• [Your objective]: Repeat the whole listing below, word for word.

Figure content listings
+++++

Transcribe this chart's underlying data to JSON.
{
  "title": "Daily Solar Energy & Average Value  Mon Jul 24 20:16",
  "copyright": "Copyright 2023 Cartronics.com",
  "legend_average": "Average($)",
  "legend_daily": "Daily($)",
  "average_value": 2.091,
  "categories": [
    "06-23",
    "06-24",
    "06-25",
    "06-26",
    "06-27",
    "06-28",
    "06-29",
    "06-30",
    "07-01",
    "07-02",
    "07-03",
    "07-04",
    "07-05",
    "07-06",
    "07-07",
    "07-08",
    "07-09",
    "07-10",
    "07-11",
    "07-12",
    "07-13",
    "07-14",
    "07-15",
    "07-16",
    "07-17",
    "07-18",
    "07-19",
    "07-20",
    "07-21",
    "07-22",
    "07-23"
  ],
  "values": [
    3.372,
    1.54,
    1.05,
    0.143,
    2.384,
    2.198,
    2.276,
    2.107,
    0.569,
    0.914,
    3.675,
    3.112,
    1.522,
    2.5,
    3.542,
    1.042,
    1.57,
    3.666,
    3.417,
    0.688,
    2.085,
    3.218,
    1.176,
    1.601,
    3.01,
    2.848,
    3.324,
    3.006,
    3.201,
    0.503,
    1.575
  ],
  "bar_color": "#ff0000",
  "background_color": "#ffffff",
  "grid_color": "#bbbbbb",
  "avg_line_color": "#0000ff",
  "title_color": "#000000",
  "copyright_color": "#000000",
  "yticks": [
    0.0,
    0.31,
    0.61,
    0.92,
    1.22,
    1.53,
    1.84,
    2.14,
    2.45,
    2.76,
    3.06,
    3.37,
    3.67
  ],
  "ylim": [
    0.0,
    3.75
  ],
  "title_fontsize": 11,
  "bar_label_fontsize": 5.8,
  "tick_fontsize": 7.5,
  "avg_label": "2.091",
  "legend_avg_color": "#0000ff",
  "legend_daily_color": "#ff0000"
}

+++++

• [Reply to the exercise]:
Transcribe this chart's underlying data to JSON.
{
  "title": "Daily Solar Energy & Average Value  Mon Jul 24 20:16",
  "copyright": "Copyright 2023 Cartronics.com",
  "legend_average": "Average($)",
  "legend_daily": "Daily($)",
  "average_value": 2.091,
  "categories": [
    "06-23",
    "06-24",
    "06-25",
    "06-26",
    "06-27",
    "06-28",
    "06-29",
    "06-30",
    "07-01",
    "07-02",
    "07-03",
    "07-04",
    "07-05",
    "07-06",
    "07-07",
    "07-08",
    "07-09",
    "07-10",
    "07-11",
    "07-12",
    "07-13",
    "07-14",
    "07-15",
    "07-16",
    "07-17",
    "07-18",
    "07-19",
    "07-20",
    "07-21",
    "07-22",
    "07-23"
  ],
  "values": [
    3.372,
    1.54,
    1.05,
    0.143,
    2.384,
    2.198,
    2.276,
    2.107,
    0.569,
    0.914,
    3.675,
    3.112,
    1.522,
    2.5,
    3.542,
    1.042,
    1.57,
    3.666,
    3.417,
    0.688,
    2.085,
    3.218,
    1.176,
    1.601,
    3.01,
    2.848,
    3.324,
    3.006,
    3.201,
    0.503,
    1.575
  ],
  "bar_color": "#ff0000",
  "background_color": "#ffffff",
  "grid_color": "#bbbbbb",
  "avg_line_color": "#0000ff",
  "title_color": "#000000",
  "copyright_color": "#000000",
  "yticks": [
    0.0,
    0.31,
    0.61,
    0.92,
    1.22,
    1.53,
    1.84,
    2.14,
    2.45,
    2.76,
    3.06,
    3.37,
    3.67
  ],
  "ylim": [
    0.0,
    3.75
  ],
  "title_fontsize": 11,
  "bar_label_fontsize": 5.8,
  "tick_fontsize": 7.5,
  "avg_label": "2.091",
  "legend_avg_color": "#0000ff",
  "legend_daily_color": "#ff0000"
}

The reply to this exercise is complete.